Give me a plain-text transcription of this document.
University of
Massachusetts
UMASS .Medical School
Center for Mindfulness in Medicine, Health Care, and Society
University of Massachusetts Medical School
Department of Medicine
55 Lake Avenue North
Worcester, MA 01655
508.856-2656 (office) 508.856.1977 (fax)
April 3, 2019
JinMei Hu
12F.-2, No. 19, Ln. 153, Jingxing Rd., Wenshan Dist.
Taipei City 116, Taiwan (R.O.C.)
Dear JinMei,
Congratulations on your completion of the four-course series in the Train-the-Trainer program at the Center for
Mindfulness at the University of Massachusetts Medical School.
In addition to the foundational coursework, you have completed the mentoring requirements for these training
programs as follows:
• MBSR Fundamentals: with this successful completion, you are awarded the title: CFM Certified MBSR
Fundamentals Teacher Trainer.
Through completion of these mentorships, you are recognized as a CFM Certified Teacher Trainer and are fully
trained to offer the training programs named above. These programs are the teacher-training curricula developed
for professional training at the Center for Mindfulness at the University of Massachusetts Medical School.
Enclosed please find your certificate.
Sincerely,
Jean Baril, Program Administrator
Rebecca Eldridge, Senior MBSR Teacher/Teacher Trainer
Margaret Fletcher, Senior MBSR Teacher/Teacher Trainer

#### [Problem to work on]
Each entry is to be returned in full, character for character.

#### [Reply to the task]
Give me a plain-text transcription of this document.
University of
Massachusetts
UMASS .Medical School
Center for Mindfulness in Medicine, Health Care, and Society
University of Massachusetts Medical School
Department of Medicine
55 Lake Avenue North
Worcester, MA 01655
508.856-2656 (office) 508.856.1977 (fax)
April 3, 2019
JinMei Hu
12F.-2, No. 19, Ln. 153, Jingxing Rd., Wenshan Dist.
Taipei City 116, Taiwan (R.O.C.)
Dear JinMei,
Congratulations on your completion of the four-course series in the Train-the-Trainer program at the Center for
Mindfulness at the University of Massachusetts Medical School.
In addition to the foundational coursework, you have completed the mentoring requirements for these training
programs as follows:
• MBSR Fundamentals: with this successful completion, you are awarded the title: CFM Certified MBSR
Fundamentals Teacher Trainer.
Through completion of these mentorships, you are recognized as a CFM Certified Teacher Trainer and are fully
trained to offer the training programs named above. These programs are the teacher-training curricula developed
for professional training at the Center for Mindfulness at the University of Massachusetts Medical School.
Enclosed please find your certificate.
Sincerely,
Jean Baril, Program Administrator
Rebecca Eldridge, Senior MBSR Teacher/Teacher Trainer
Margaret Fletcher, Senior MBSR Teacher/Teacher Trainer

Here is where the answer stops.